_Aim of the task_. Report each line of the data that has "주의사항" somewhere in it.

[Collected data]

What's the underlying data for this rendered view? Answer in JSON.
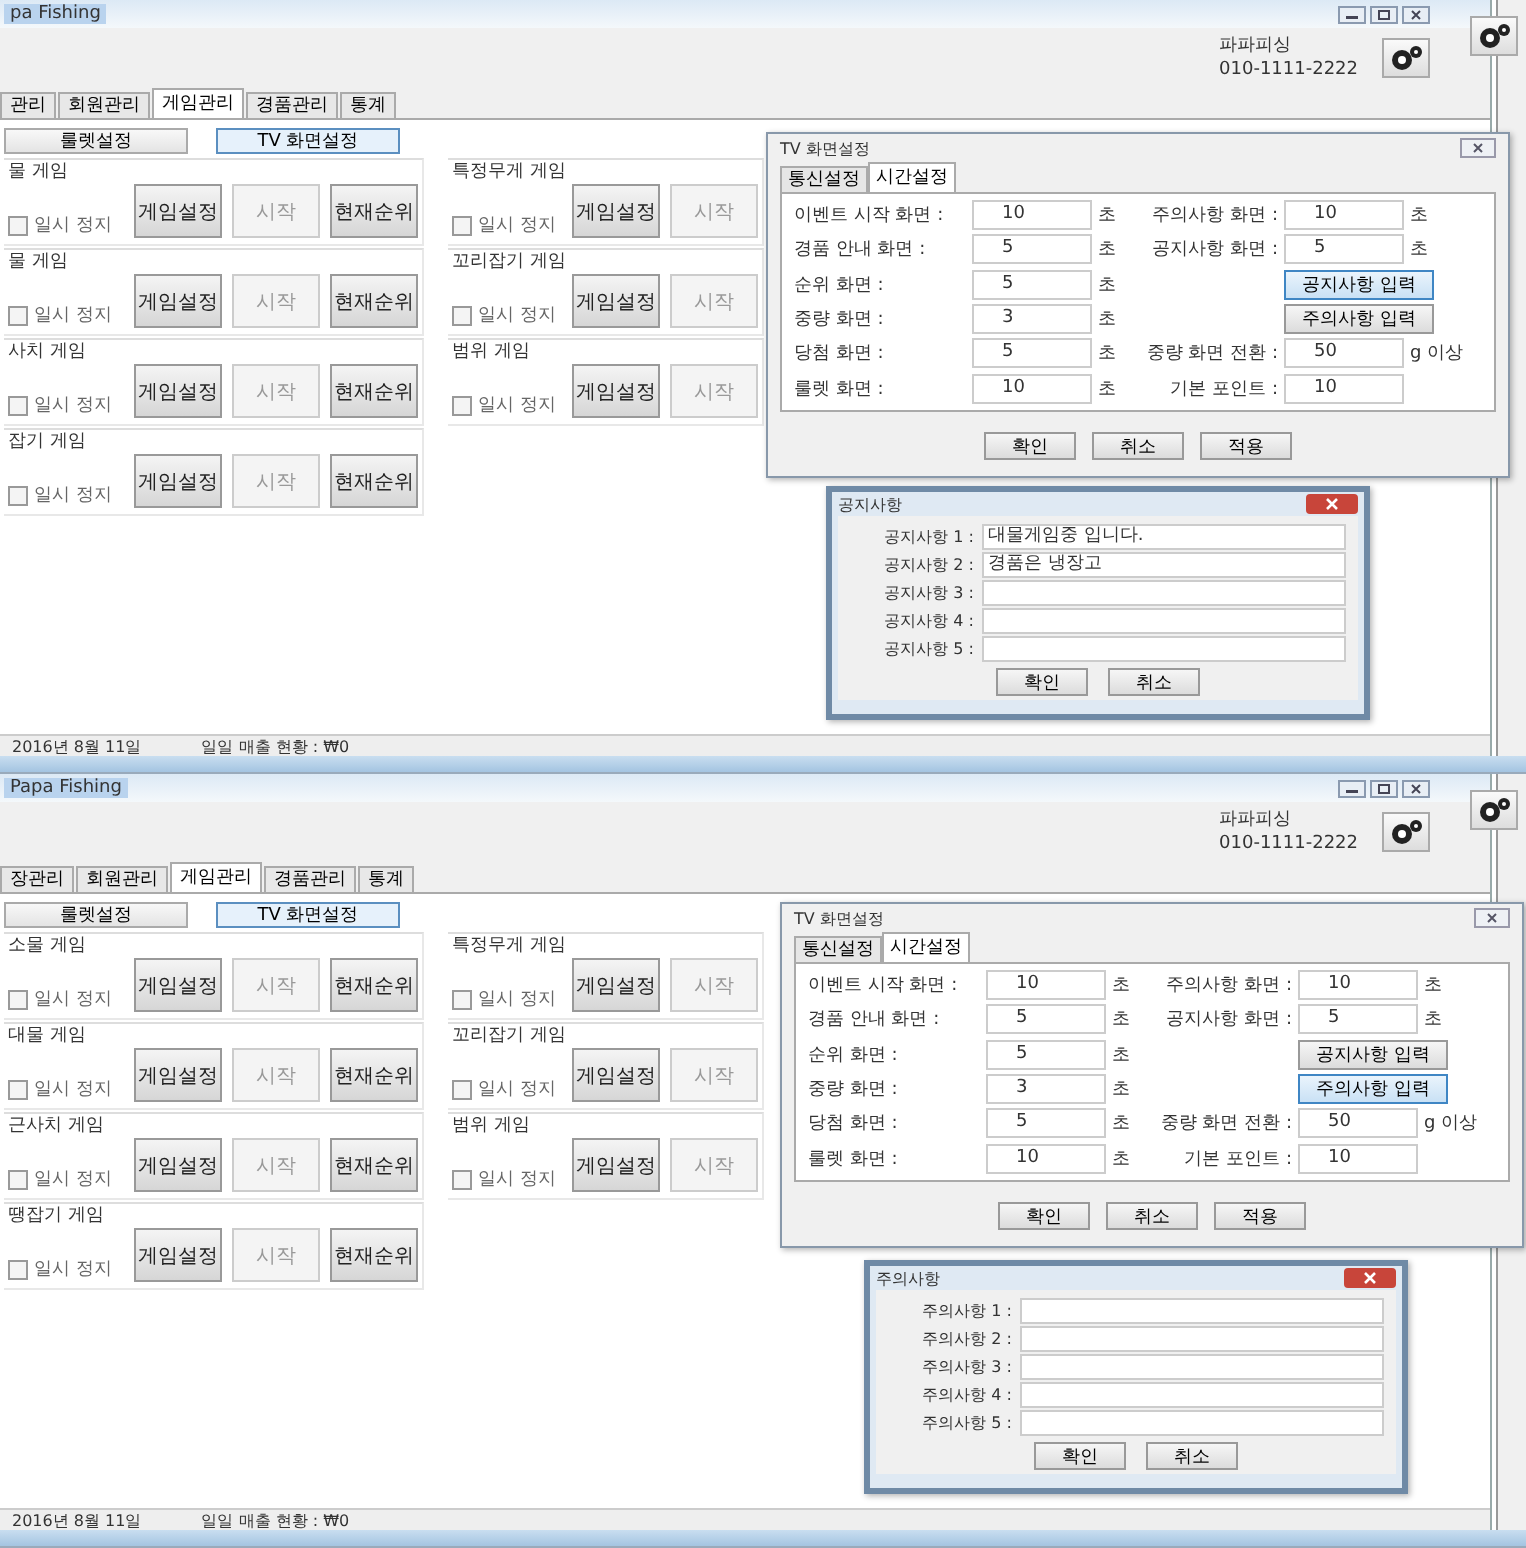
{
  "screens": [
    {
      "window": {
        "title": "pa Fishing"
      },
      "company": {
        "name": "파파피싱",
        "phone": "010-1111-2222"
      },
      "tabs": [
        {
          "label": "관리",
          "selected": false
        },
        {
          "label": "회원관리",
          "selected": false
        },
        {
          "label": "게임관리",
          "selected": true
        },
        {
          "label": "경품관리",
          "selected": false
        },
        {
          "label": "통계",
          "selected": false
        }
      ],
      "subtabs": [
        {
          "label": "룰렛설정",
          "selected": false
        },
        {
          "label": "TV 화면설정",
          "selected": true
        }
      ],
      "left_games": [
        {
          "title": "물 게임",
          "paused": false,
          "pause_label": "일시 정지",
          "buttons": [
            {
              "label": "게임설정",
              "disabled": false
            },
            {
              "label": "시작",
              "disabled": true
            },
            {
              "label": "현재순위",
              "disabled": false
            }
          ]
        },
        {
          "title": "물 게임",
          "paused": false,
          "pause_label": "일시 정지",
          "buttons": [
            {
              "label": "게임설정",
              "disabled": false
            },
            {
              "label": "시작",
              "disabled": true
            },
            {
              "label": "현재순위",
              "disabled": false
            }
          ]
        },
        {
          "title": "사치 게임",
          "paused": false,
          "pause_label": "일시 정지",
          "buttons": [
            {
              "label": "게임설정",
              "disabled": false
            },
            {
              "label": "시작",
              "disabled": true
            },
            {
              "label": "현재순위",
              "disabled": false
            }
          ]
        },
        {
          "title": "잡기 게임",
          "paused": false,
          "pause_label": "일시 정지",
          "buttons": [
            {
              "label": "게임설정",
              "disabled": false
            },
            {
              "label": "시작",
              "disabled": true
            },
            {
              "label": "현재순위",
              "disabled": false
            }
          ]
        }
      ],
      "right_games": [
        {
          "title": "특정무게 게임",
          "paused": false,
          "pause_label": "일시 정지",
          "buttons": [
            {
              "label": "게임설정",
              "disabled": false
            },
            {
              "label": "시작",
              "disabled": true
            }
          ]
        },
        {
          "title": "꼬리잡기 게임",
          "paused": false,
          "pause_label": "일시 정지",
          "buttons": [
            {
              "label": "게임설정",
              "disabled": false
            },
            {
              "label": "시작",
              "disabled": true
            }
          ]
        },
        {
          "title": "범위 게임",
          "paused": false,
          "pause_label": "일시 정지",
          "buttons": [
            {
              "label": "게임설정",
              "disabled": false
            },
            {
              "label": "시작",
              "disabled": true
            }
          ]
        }
      ],
      "status_bar": {
        "date": "2016년 8월 11일",
        "sales": "일일 매출 현황 : ₩0"
      },
      "tv_dialog": {
        "title": "TV 화면설정",
        "tabs": [
          {
            "label": "통신설정",
            "selected": false
          },
          {
            "label": "시간설정",
            "selected": true
          }
        ],
        "left_fields": [
          {
            "label": "이벤트 시작 화면 :",
            "value": "10",
            "unit": "초"
          },
          {
            "label": "경품 안내 화면 :",
            "value": "5",
            "unit": "초"
          },
          {
            "label": "순위 화면 :",
            "value": "5",
            "unit": "초"
          },
          {
            "label": "중량 화면 :",
            "value": "3",
            "unit": "초"
          },
          {
            "label": "당첨 화면 :",
            "value": "5",
            "unit": "초"
          },
          {
            "label": "룰렛 화면 :",
            "value": "10",
            "unit": "초"
          }
        ],
        "right_items": [
          {
            "kind": "field",
            "label": "주의사항 화면 :",
            "value": "10",
            "unit": "초"
          },
          {
            "kind": "field",
            "label": "공지사항 화면 :",
            "value": "5",
            "unit": "초"
          },
          {
            "kind": "button",
            "label": "공지사항 입력",
            "focused": true
          },
          {
            "kind": "button",
            "label": "주의사항 입력",
            "focused": false
          },
          {
            "kind": "field",
            "label": "중량 화면 전환 :",
            "value": "50",
            "unit": "g 이상"
          },
          {
            "kind": "field",
            "label": "기본 포인트 :",
            "value": "10"
          }
        ],
        "buttons": [
          "확인",
          "취소",
          "적용"
        ]
      },
      "notice_dialog": {
        "title": "공지사항",
        "rows": [
          {
            "label": "공지사항 1 :",
            "value": "대물게임중 입니다."
          },
          {
            "label": "공지사항 2 :",
            "value": "경품은 냉장고"
          },
          {
            "label": "공지사항 3 :"
          },
          {
            "label": "공지사항 4 :"
          },
          {
            "label": "공지사항 5 :"
          }
        ],
        "buttons": [
          "확인",
          "취소"
        ]
      }
    },
    {
      "window": {
        "title": "Papa Fishing"
      },
      "company": {
        "name": "파파피싱",
        "phone": "010-1111-2222"
      },
      "tabs": [
        {
          "label": "장관리",
          "selected": false
        },
        {
          "label": "회원관리",
          "selected": false
        },
        {
          "label": "게임관리",
          "selected": true
        },
        {
          "label": "경품관리",
          "selected": false
        },
        {
          "label": "통계",
          "selected": false
        }
      ],
      "subtabs": [
        {
          "label": "룰렛설정",
          "selected": false
        },
        {
          "label": "TV 화면설정",
          "selected": true
        }
      ],
      "left_games": [
        {
          "title": "소물 게임",
          "paused": false,
          "pause_label": "일시 정지",
          "buttons": [
            {
              "label": "게임설정",
              "disabled": false
            },
            {
              "label": "시작",
              "disabled": true
            },
            {
              "label": "현재순위",
              "disabled": false
            }
          ]
        },
        {
          "title": "대물 게임",
          "paused": false,
          "pause_label": "일시 정지",
          "buttons": [
            {
              "label": "게임설정",
              "disabled": false
            },
            {
              "label": "시작",
              "disabled": true
            },
            {
              "label": "현재순위",
              "disabled": false
            }
          ]
        },
        {
          "title": "근사치 게임",
          "paused": false,
          "pause_label": "일시 정지",
          "buttons": [
            {
              "label": "게임설정",
              "disabled": false
            },
            {
              "label": "시작",
              "disabled": true
            },
            {
              "label": "현재순위",
              "disabled": false
            }
          ]
        },
        {
          "title": "땡잡기 게임",
          "paused": false,
          "pause_label": "일시 정지",
          "buttons": [
            {
              "label": "게임설정",
              "disabled": false
            },
            {
              "label": "시작",
              "disabled": true
            },
            {
              "label": "현재순위",
              "disabled": false
            }
          ]
        }
      ],
      "right_games": [
        {
          "title": "특정무게 게임",
          "paused": false,
          "pause_label": "일시 정지",
          "buttons": [
            {
              "label": "게임설정",
              "disabled": false
            },
            {
              "label": "시작",
              "disabled": true
            }
          ]
        },
        {
          "title": "꼬리잡기 게임",
          "paused": false,
          "pause_label": "일시 정지",
          "buttons": [
            {
              "label": "게임설정",
              "disabled": false
            },
            {
              "label": "시작",
              "disabled": true
            }
          ]
        },
        {
          "title": "범위 게임",
          "paused": false,
          "pause_label": "일시 정지",
          "buttons": [
            {
              "label": "게임설정",
              "disabled": false
            },
            {
              "label": "시작",
              "disabled": true
            }
          ]
        }
      ],
      "status_bar": {
        "date": "2016년 8월 11일",
        "sales": "일일 매출 현황 : ₩0"
      },
      "tv_dialog": {
        "title": "TV 화면설정",
        "tabs": [
          {
            "label": "통신설정",
            "selected": false
          },
          {
            "label": "시간설정",
            "selected": true
          }
        ],
        "left_fields": [
          {
            "label": "이벤트 시작 화면 :",
            "value": "10",
            "unit": "초"
          },
          {
            "label": "경품 안내 화면 :",
            "value": "5",
            "unit": "초"
          },
          {
            "label": "순위 화면 :",
            "value": "5",
            "unit": "초"
          },
          {
            "label": "중량 화면 :",
            "value": "3",
            "unit": "초"
          },
          {
            "label": "당첨 화면 :",
            "value": "5",
            "unit": "초"
          },
          {
            "label": "룰렛 화면 :",
            "value": "10",
            "unit": "초"
          }
        ],
        "right_items": [
          {
            "kind": "field",
            "label": "주의사항 화면 :",
            "value": "10",
            "unit": "초"
          },
          {
            "kind": "field",
            "label": "공지사항 화면 :",
            "value": "5",
            "unit": "초"
          },
          {
            "kind": "button",
            "label": "공지사항 입력",
            "focused": false
          },
          {
            "kind": "button",
            "label": "주의사항 입력",
            "focused": true
          },
          {
            "kind": "field",
            "label": "중량 화면 전환 :",
            "value": "50",
            "unit": "g 이상"
          },
          {
            "kind": "field",
            "label": "기본 포인트 :",
            "value": "10"
          }
        ],
        "buttons": [
          "확인",
          "취소",
          "적용"
        ]
      },
      "notice_dialog": {
        "title": "주의사항",
        "rows": [
          {
            "label": "주의사항 1 :"
          },
          {
            "label": "주의사항 2 :"
          },
          {
            "label": "주의사항 3 :"
          },
          {
            "label": "주의사항 4 :"
          },
          {
            "label": "주의사항 5 :"
          }
        ],
        "buttons": [
          "확인",
          "취소"
        ]
      }
    }
  ]
}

_The reply_.
            "label": "주의사항 화면 :",
            "label": "주의사항 입력",
            "label": "주의사항 화면 :",
            "label": "주의사항 입력",
        "title": "주의사항",
            "label": "주의사항 1 :"
            "label": "주의사항 2 :"
            "label": "주의사항 3 :"
            "label": "주의사항 4 :"
            "label": "주의사항 5 :"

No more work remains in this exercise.